■ **Exercise**
Search the listing for "nParameters" and copy every line where it appears.

(Records excerpted from a collection)
--- START ---

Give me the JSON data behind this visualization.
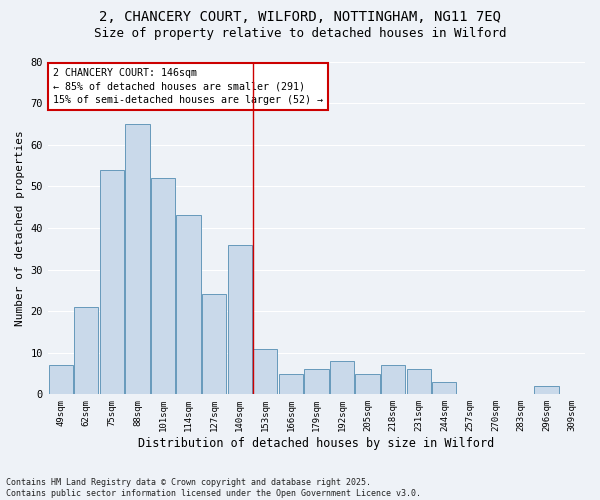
{
  "title": "2, CHANCERY COURT, WILFORD, NOTTINGHAM, NG11 7EQ",
  "subtitle": "Size of property relative to detached houses in Wilford",
  "xlabel": "Distribution of detached houses by size in Wilford",
  "ylabel": "Number of detached properties",
  "categories": [
    "49sqm",
    "62sqm",
    "75sqm",
    "88sqm",
    "101sqm",
    "114sqm",
    "127sqm",
    "140sqm",
    "153sqm",
    "166sqm",
    "179sqm",
    "192sqm",
    "205sqm",
    "218sqm",
    "231sqm",
    "244sqm",
    "257sqm",
    "270sqm",
    "283sqm",
    "296sqm",
    "309sqm"
  ],
  "values": [
    7,
    21,
    54,
    65,
    52,
    43,
    24,
    36,
    11,
    5,
    6,
    8,
    5,
    7,
    6,
    3,
    0,
    0,
    0,
    2,
    0
  ],
  "bar_color": "#c9d9ea",
  "bar_edge_color": "#6699bb",
  "red_line_x": 7.5,
  "annotation_line1": "2 CHANCERY COURT: 146sqm",
  "annotation_line2": "← 85% of detached houses are smaller (291)",
  "annotation_line3": "15% of semi-detached houses are larger (52) →",
  "annotation_box_color": "#ffffff",
  "annotation_box_edge": "#cc0000",
  "background_color": "#eef2f7",
  "grid_color": "#ffffff",
  "ylim": [
    0,
    80
  ],
  "yticks": [
    0,
    10,
    20,
    30,
    40,
    50,
    60,
    70,
    80
  ],
  "footer": "Contains HM Land Registry data © Crown copyright and database right 2025.\nContains public sector information licensed under the Open Government Licence v3.0.",
  "title_fontsize": 10,
  "subtitle_fontsize": 9,
  "ylabel_fontsize": 8,
  "xlabel_fontsize": 8.5
}
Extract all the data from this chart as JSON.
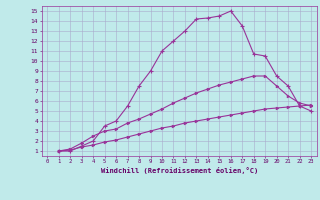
{
  "title": "",
  "xlabel": "Windchill (Refroidissement éolien,°C)",
  "ylabel": "",
  "bg_color": "#c0eaea",
  "grid_color": "#aaaacc",
  "line_color": "#993399",
  "spine_color": "#993399",
  "xlim": [
    -0.5,
    23.5
  ],
  "ylim": [
    0.5,
    15.5
  ],
  "xticks": [
    0,
    1,
    2,
    3,
    4,
    5,
    6,
    7,
    8,
    9,
    10,
    11,
    12,
    13,
    14,
    15,
    16,
    17,
    18,
    19,
    20,
    21,
    22,
    23
  ],
  "yticks": [
    1,
    2,
    3,
    4,
    5,
    6,
    7,
    8,
    9,
    10,
    11,
    12,
    13,
    14,
    15
  ],
  "line1_x": [
    1,
    2,
    3,
    4,
    5,
    6,
    7,
    8,
    9,
    10,
    11,
    12,
    13,
    14,
    15,
    16,
    17,
    18,
    19,
    20,
    21,
    22,
    23
  ],
  "line1_y": [
    1.0,
    1.0,
    1.5,
    2.0,
    3.5,
    4.0,
    5.5,
    7.5,
    9.0,
    11.0,
    12.0,
    13.0,
    14.2,
    14.3,
    14.5,
    15.0,
    13.5,
    10.7,
    10.5,
    8.5,
    7.5,
    5.5,
    5.0
  ],
  "line2_x": [
    1,
    2,
    3,
    4,
    5,
    6,
    7,
    8,
    9,
    10,
    11,
    12,
    13,
    14,
    15,
    16,
    17,
    18,
    19,
    20,
    21,
    22,
    23
  ],
  "line2_y": [
    1.0,
    1.2,
    1.8,
    2.5,
    3.0,
    3.2,
    3.8,
    4.2,
    4.7,
    5.2,
    5.8,
    6.3,
    6.8,
    7.2,
    7.6,
    7.9,
    8.2,
    8.5,
    8.5,
    7.5,
    6.5,
    5.8,
    5.5
  ],
  "line3_x": [
    1,
    2,
    3,
    4,
    5,
    6,
    7,
    8,
    9,
    10,
    11,
    12,
    13,
    14,
    15,
    16,
    17,
    18,
    19,
    20,
    21,
    22,
    23
  ],
  "line3_y": [
    1.0,
    1.1,
    1.4,
    1.6,
    1.9,
    2.1,
    2.4,
    2.7,
    3.0,
    3.3,
    3.5,
    3.8,
    4.0,
    4.2,
    4.4,
    4.6,
    4.8,
    5.0,
    5.2,
    5.3,
    5.4,
    5.5,
    5.6
  ]
}
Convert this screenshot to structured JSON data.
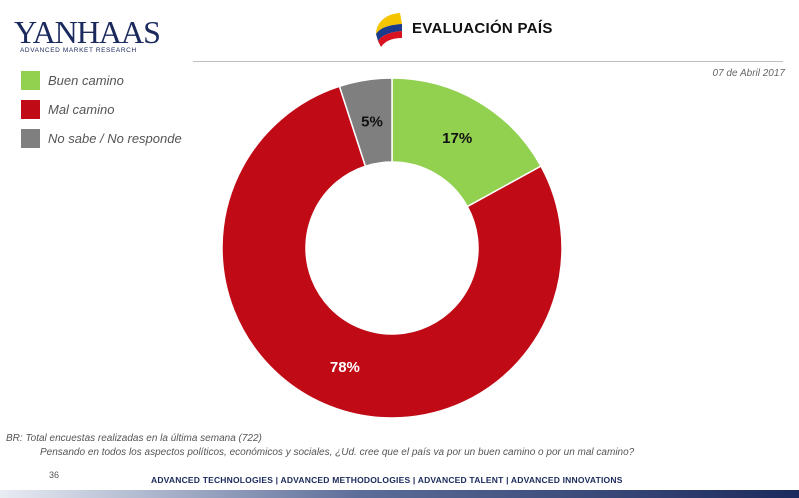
{
  "header": {
    "logo_text": "YANHAAS",
    "logo_subtitle": "ADVANCED MARKET RESEARCH",
    "title": "EVALUACIÓN PAÍS",
    "date": "07 de Abril 2017"
  },
  "colors": {
    "buen_camino": "#92d050",
    "mal_camino": "#c00a16",
    "no_sabe": "#7f7f7f",
    "brand_navy": "#1b2a5c",
    "flag_yellow": "#f5c400",
    "flag_blue": "#1b3a8a",
    "flag_red": "#d8121e"
  },
  "chart_data": {
    "type": "pie",
    "variant": "donut",
    "title": "",
    "categories": [
      "Buen camino",
      "Mal camino",
      "No sabe /  No responde"
    ],
    "values": [
      17,
      78,
      5
    ],
    "value_labels": [
      "17%",
      "78%",
      "5%"
    ],
    "unit": "%",
    "legend_position": "top-left"
  },
  "footer": {
    "base_note": "BR: Total encuestas realizadas en la última semana (722)",
    "question": "Pensando en todos los aspectos políticos, económicos y sociales, ¿Ud. cree que el país va por un buen camino o por un mal camino?",
    "page_number": "36",
    "tagline": "ADVANCED TECHNOLOGIES  |  ADVANCED METHODOLOGIES  |  ADVANCED TALENT  |  ADVANCED INNOVATIONS"
  }
}
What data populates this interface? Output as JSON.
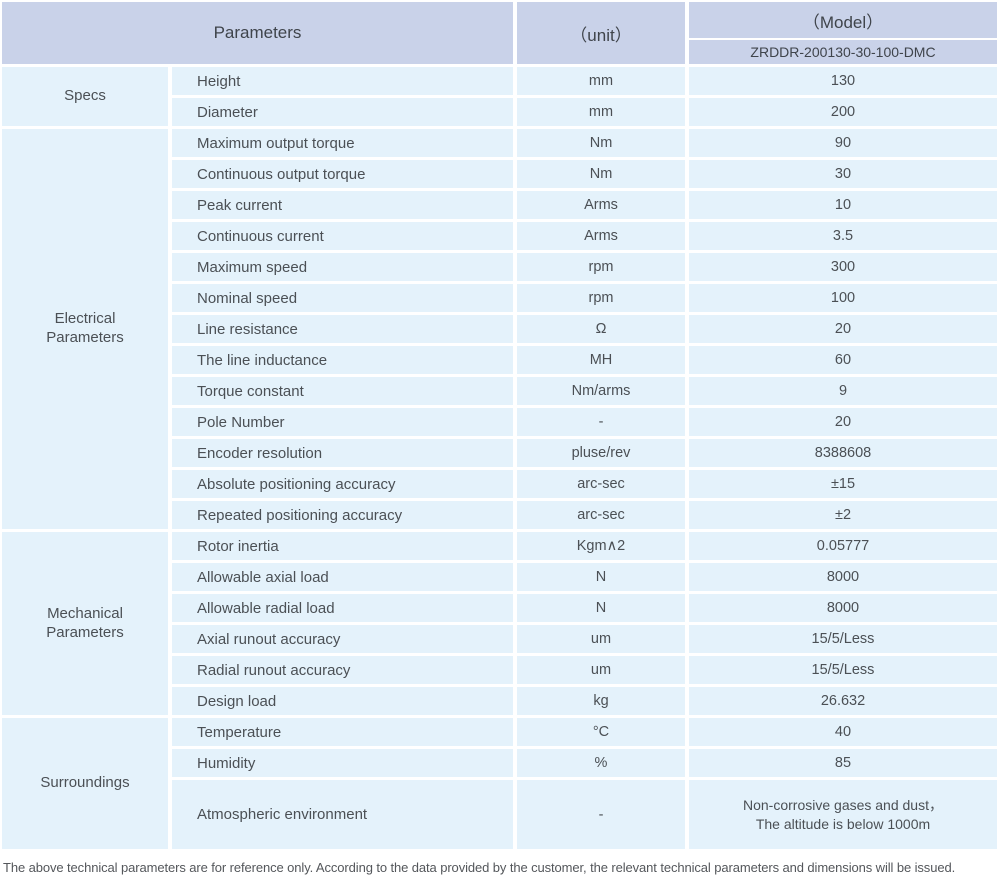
{
  "header": {
    "parameters_label": "Parameters",
    "unit_label": "（unit）",
    "model_label": "（Model）",
    "model_code": "ZRDDR-200130-30-100-DMC"
  },
  "sections": [
    {
      "label": "Specs",
      "rows": [
        {
          "param": "Height",
          "unit": "mm",
          "value": "130"
        },
        {
          "param": "Diameter",
          "unit": "mm",
          "value": "200"
        }
      ]
    },
    {
      "label": "Electrical\nParameters",
      "rows": [
        {
          "param": "Maximum output torque",
          "unit": "Nm",
          "value": "90"
        },
        {
          "param": "Continuous output torque",
          "unit": "Nm",
          "value": "30"
        },
        {
          "param": "Peak current",
          "unit": "Arms",
          "value": "10"
        },
        {
          "param": "Continuous current",
          "unit": "Arms",
          "value": "3.5"
        },
        {
          "param": "Maximum speed",
          "unit": "rpm",
          "value": "300"
        },
        {
          "param": "Nominal speed",
          "unit": "rpm",
          "value": "100"
        },
        {
          "param": "Line resistance",
          "unit": "Ω",
          "value": "20"
        },
        {
          "param": "The line inductance",
          "unit": "MH",
          "value": "60"
        },
        {
          "param": "Torque constant",
          "unit": "Nm/arms",
          "value": "9"
        },
        {
          "param": "Pole Number",
          "unit": "-",
          "value": "20"
        },
        {
          "param": "Encoder resolution",
          "unit": "pluse/rev",
          "value": "8388608"
        },
        {
          "param": "Absolute positioning accuracy",
          "unit": "arc-sec",
          "value": "±15"
        },
        {
          "param": "Repeated positioning accuracy",
          "unit": "arc-sec",
          "value": "±2"
        }
      ]
    },
    {
      "label": "Mechanical\nParameters",
      "rows": [
        {
          "param": "Rotor inertia",
          "unit": "Kgm∧2",
          "value": "0.05777"
        },
        {
          "param": "Allowable axial load",
          "unit": "N",
          "value": "8000"
        },
        {
          "param": "Allowable radial load",
          "unit": "N",
          "value": "8000"
        },
        {
          "param": "Axial runout accuracy",
          "unit": "um",
          "value": "15/5/Less"
        },
        {
          "param": "Radial runout accuracy",
          "unit": "um",
          "value": "15/5/Less"
        },
        {
          "param": "Design load",
          "unit": "kg",
          "value": "26.632"
        }
      ]
    },
    {
      "label": "Surroundings",
      "rows": [
        {
          "param": "Temperature",
          "unit": "°C",
          "value": "40"
        },
        {
          "param": "Humidity",
          "unit": "%",
          "value": "85"
        },
        {
          "param": "Atmospheric environment",
          "unit": "-",
          "value": "Non-corrosive gases and dust，\nThe altitude is below 1000m"
        }
      ]
    }
  ],
  "footer_note": "The above technical parameters are for reference only. According to the data provided by the customer, the relevant technical parameters and dimensions will be issued.",
  "colors": {
    "header_bg": "#c9d2e9",
    "row_bg": "#e4f2fb",
    "separator": "#ffffff"
  }
}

--- END ---

■ **Output for this exercise**
      "label": "Electrical\nParameters",
      "label": "Mechanical\nParameters",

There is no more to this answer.